* Begin Information shown *

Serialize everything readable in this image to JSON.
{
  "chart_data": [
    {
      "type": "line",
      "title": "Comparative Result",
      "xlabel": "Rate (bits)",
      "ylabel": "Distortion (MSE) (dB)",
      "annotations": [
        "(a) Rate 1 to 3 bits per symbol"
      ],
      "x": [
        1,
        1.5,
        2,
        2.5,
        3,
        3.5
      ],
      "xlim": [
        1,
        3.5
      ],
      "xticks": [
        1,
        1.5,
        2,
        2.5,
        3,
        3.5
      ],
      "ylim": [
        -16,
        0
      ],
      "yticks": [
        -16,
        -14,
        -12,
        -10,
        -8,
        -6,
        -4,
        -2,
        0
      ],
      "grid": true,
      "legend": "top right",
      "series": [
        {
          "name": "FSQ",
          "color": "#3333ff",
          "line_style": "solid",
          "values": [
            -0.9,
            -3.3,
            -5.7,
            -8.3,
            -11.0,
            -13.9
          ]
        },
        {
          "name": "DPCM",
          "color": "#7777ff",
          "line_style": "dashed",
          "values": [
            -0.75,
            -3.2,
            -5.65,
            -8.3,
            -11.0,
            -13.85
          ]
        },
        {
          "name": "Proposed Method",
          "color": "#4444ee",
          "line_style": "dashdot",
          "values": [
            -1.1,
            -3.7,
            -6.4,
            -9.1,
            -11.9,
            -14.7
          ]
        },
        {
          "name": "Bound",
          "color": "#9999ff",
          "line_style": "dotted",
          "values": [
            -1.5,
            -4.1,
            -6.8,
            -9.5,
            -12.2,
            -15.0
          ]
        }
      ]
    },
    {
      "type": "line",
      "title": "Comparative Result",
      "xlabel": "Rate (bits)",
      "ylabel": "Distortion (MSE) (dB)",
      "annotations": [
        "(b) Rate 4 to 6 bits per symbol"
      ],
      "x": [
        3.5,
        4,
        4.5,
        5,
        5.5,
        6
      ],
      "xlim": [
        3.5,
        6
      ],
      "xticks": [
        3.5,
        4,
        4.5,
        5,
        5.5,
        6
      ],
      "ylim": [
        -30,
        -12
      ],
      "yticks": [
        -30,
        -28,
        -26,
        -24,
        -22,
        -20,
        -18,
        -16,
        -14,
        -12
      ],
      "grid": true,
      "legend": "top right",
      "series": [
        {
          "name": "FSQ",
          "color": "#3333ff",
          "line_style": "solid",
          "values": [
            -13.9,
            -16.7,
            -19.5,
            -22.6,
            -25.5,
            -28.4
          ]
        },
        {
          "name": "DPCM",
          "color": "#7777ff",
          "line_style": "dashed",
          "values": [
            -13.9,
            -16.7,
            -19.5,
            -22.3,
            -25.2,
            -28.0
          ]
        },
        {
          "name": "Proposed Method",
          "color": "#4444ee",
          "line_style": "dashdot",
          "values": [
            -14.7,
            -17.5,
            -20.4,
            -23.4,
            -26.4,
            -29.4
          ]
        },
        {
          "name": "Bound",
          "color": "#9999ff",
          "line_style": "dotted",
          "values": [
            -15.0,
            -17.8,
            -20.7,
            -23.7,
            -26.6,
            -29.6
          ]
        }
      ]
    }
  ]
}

* End Information shown *

● What this task involves: Produce an exact copy of all the records.

● Reply to the task:
Serialize everything readable in this image to JSON.
{
  "chart_data": [
    {
      "type": "line",
      "title": "Comparative Result",
      "xlabel": "Rate (bits)",
      "ylabel": "Distortion (MSE) (dB)",
      "annotations": [
        "(a) Rate 1 to 3 bits per symbol"
      ],
      "x": [
        1,
        1.5,
        2,
        2.5,
        3,
        3.5
      ],
      "xlim": [
        1,
        3.5
      ],
      "xticks": [
        1,
        1.5,
        2,
        2.5,
        3,
        3.5
      ],
      "ylim": [
        -16,
        0
      ],
      "yticks": [
        -16,
        -14,
        -12,
        -10,
        -8,
        -6,
        -4,
        -2,
        0
      ],
      "grid": true,
      "legend": "top right",
      "series": [
        {
          "name": "FSQ",
          "color": "#3333ff",
          "line_style": "solid",
          "values": [
            -0.9,
            -3.3,
            -5.7,
            -8.3,
            -11.0,
            -13.9
          ]
        },
        {
          "name": "DPCM",
          "color": "#7777ff",
          "line_style": "dashed",
          "values": [
            -0.75,
            -3.2,
            -5.65,
            -8.3,
            -11.0,
            -13.85
          ]
        },
        {
          "name": "Proposed Method",
          "color": "#4444ee",
          "line_style": "dashdot",
          "values": [
            -1.1,
            -3.7,
            -6.4,
            -9.1,
            -11.9,
            -14.7
          ]
        },
        {
          "name": "Bound",
          "color": "#9999ff",
          "line_style": "dotted",
          "values": [
            -1.5,
            -4.1,
            -6.8,
            -9.5,
            -12.2,
            -15.0
          ]
        }
      ]
    },
    {
      "type": "line",
      "title": "Comparative Result",
      "xlabel": "Rate (bits)",
      "ylabel": "Distortion (MSE) (dB)",
      "annotations": [
        "(b) Rate 4 to 6 bits per symbol"
      ],
      "x": [
        3.5,
        4,
        4.5,
        5,
        5.5,
        6
      ],
      "xlim": [
        3.5,
        6
      ],
      "xticks": [
        3.5,
        4,
        4.5,
        5,
        5.5,
        6
      ],
      "ylim": [
        -30,
        -12
      ],
      "yticks": [
        -30,
        -28,
        -26,
        -24,
        -22,
        -20,
        -18,
        -16,
        -14,
        -12
      ],
      "grid": true,
      "legend": "top right",
      "series": [
        {
          "name": "FSQ",
          "color": "#3333ff",
          "line_style": "solid",
          "values": [
            -13.9,
            -16.7,
            -19.5,
            -22.6,
            -25.5,
            -28.4
          ]
        },
        {
          "name": "DPCM",
          "color": "#7777ff",
          "line_style": "dashed",
          "values": [
            -13.9,
            -16.7,
            -19.5,
            -22.3,
            -25.2,
            -28.0
          ]
        },
        {
          "name": "Proposed Method",
          "color": "#4444ee",
          "line_style": "dashdot",
          "values": [
            -14.7,
            -17.5,
            -20.4,
            -23.4,
            -26.4,
            -29.4
          ]
        },
        {
          "name": "Bound",
          "color": "#9999ff",
          "line_style": "dotted",
          "values": [
            -15.0,
            -17.8,
            -20.7,
            -23.7,
            -26.6,
            -29.6
          ]
        }
      ]
    }
  ]
}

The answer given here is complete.